* BEGIN Supplied records *
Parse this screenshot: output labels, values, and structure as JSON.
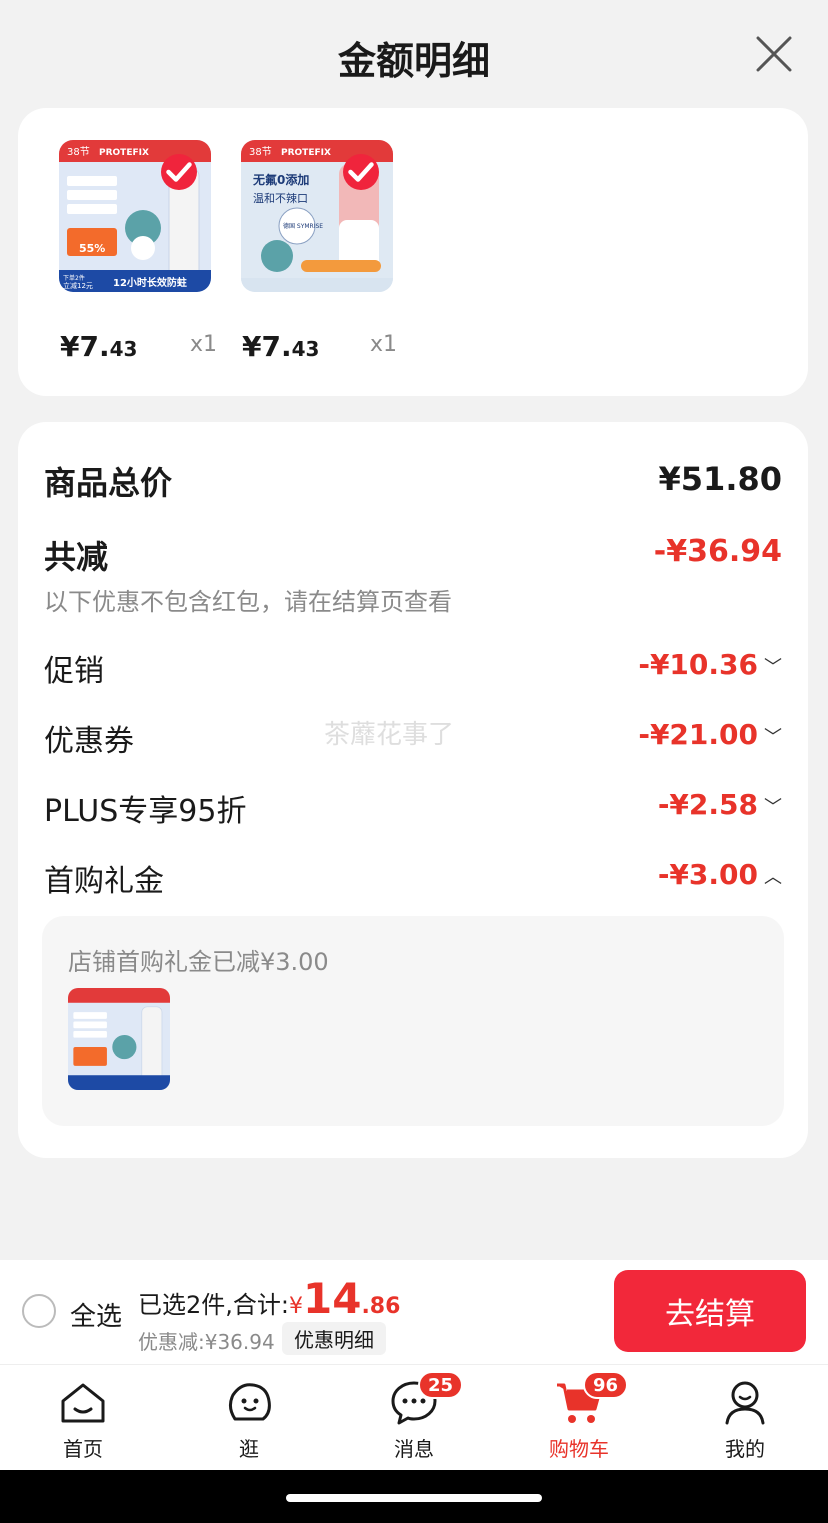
{
  "sheet": {
    "title": "金额明细"
  },
  "products": [
    {
      "price_int": "¥7.",
      "price_dec": "43",
      "qty": "x1",
      "image": {
        "banner": "38节",
        "brand": "PROTEFIX",
        "promo_top": "下单2件",
        "promo_save": "立减12元",
        "slogan": "12小时长效防蛀",
        "badge_pct": "55%"
      }
    },
    {
      "price_int": "¥7.",
      "price_dec": "43",
      "qty": "x1",
      "image": {
        "banner": "38节",
        "brand": "PROTEFIX",
        "headline1": "无氟0添加",
        "headline2": "温和不辣口",
        "seal": "德国 SYMRISE"
      }
    }
  ],
  "details": {
    "total_label": "商品总价",
    "total_value": "¥51.80",
    "reduce_label": "共减",
    "reduce_value": "-¥36.94",
    "reduce_note": "以下优惠不包含红包，请在结算页查看",
    "rows": [
      {
        "label": "促销",
        "value": "-¥10.36",
        "chevron": "chevron-down-icon"
      },
      {
        "label": "优惠券",
        "value": "-¥21.00",
        "chevron": "chevron-down-icon"
      },
      {
        "label": "PLUS专享95折",
        "value": "-¥2.58",
        "chevron": "chevron-down-icon"
      },
      {
        "label": "首购礼金",
        "value": "-¥3.00",
        "chevron": "chevron-up-icon"
      }
    ],
    "gift_text": "店铺首购礼金已减¥3.00",
    "watermark": "茶蘼花事了"
  },
  "checkout": {
    "select_all": "全选",
    "summary_prefix": "已选2件,合计:",
    "currency": "¥",
    "total_int": "14",
    "total_dec": ".86",
    "discount": "优惠减:¥36.94",
    "discount_detail": "优惠明细",
    "pay": "去结算"
  },
  "tabs": [
    {
      "label": "首页",
      "icon": "home-icon"
    },
    {
      "label": "逛",
      "icon": "browse-icon"
    },
    {
      "label": "消息",
      "icon": "message-icon",
      "badge": "25"
    },
    {
      "label": "购物车",
      "icon": "cart-icon",
      "badge": "96",
      "active": true
    },
    {
      "label": "我的",
      "icon": "profile-icon"
    }
  ],
  "colors": {
    "accent": "#e8332a",
    "button": "#f2283a"
  }
}
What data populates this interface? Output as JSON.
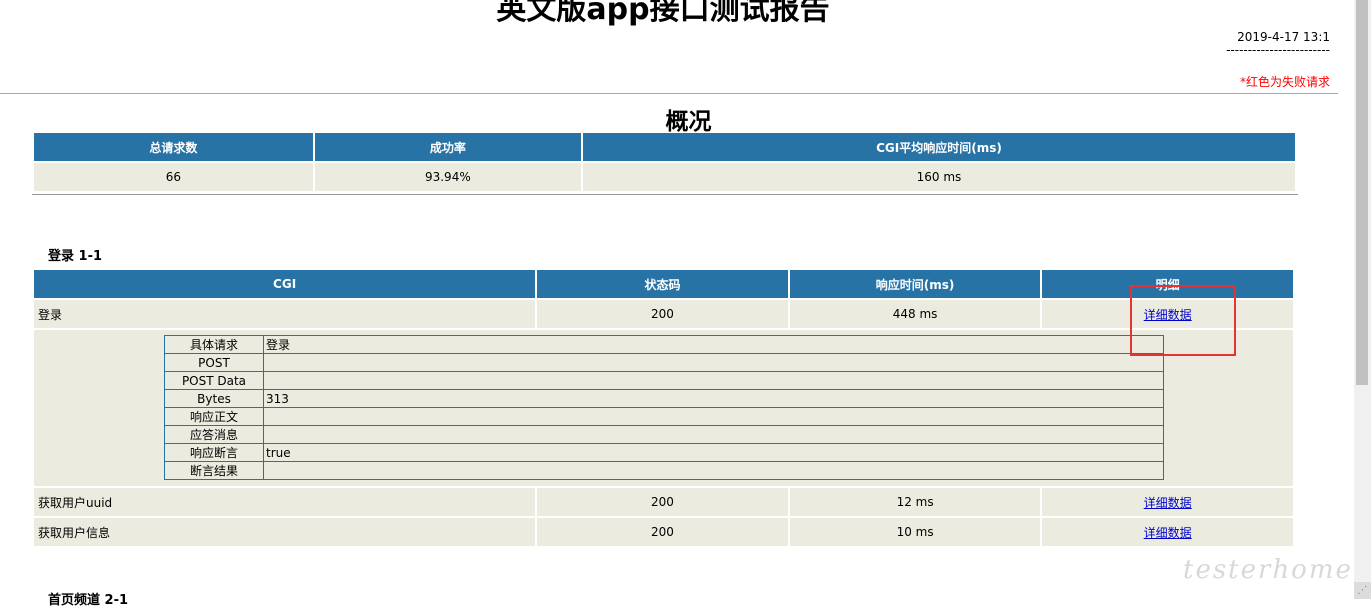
* END Supplied records *
» **Exercise goal**
Search the records for the string "icon" and return every line in which it occurs.

» **Answer for this exercise**
        "chevron": "chevron-down-icon"
        "chevron": "chevron-down-icon"
        "chevron": "chevron-down-icon"
        "chevron": "chevron-up-icon"
      "icon": "home-icon"
      "icon": "browse-icon"
      "icon": "message-icon",
      "icon": "cart-icon",
      "icon": "profile-icon"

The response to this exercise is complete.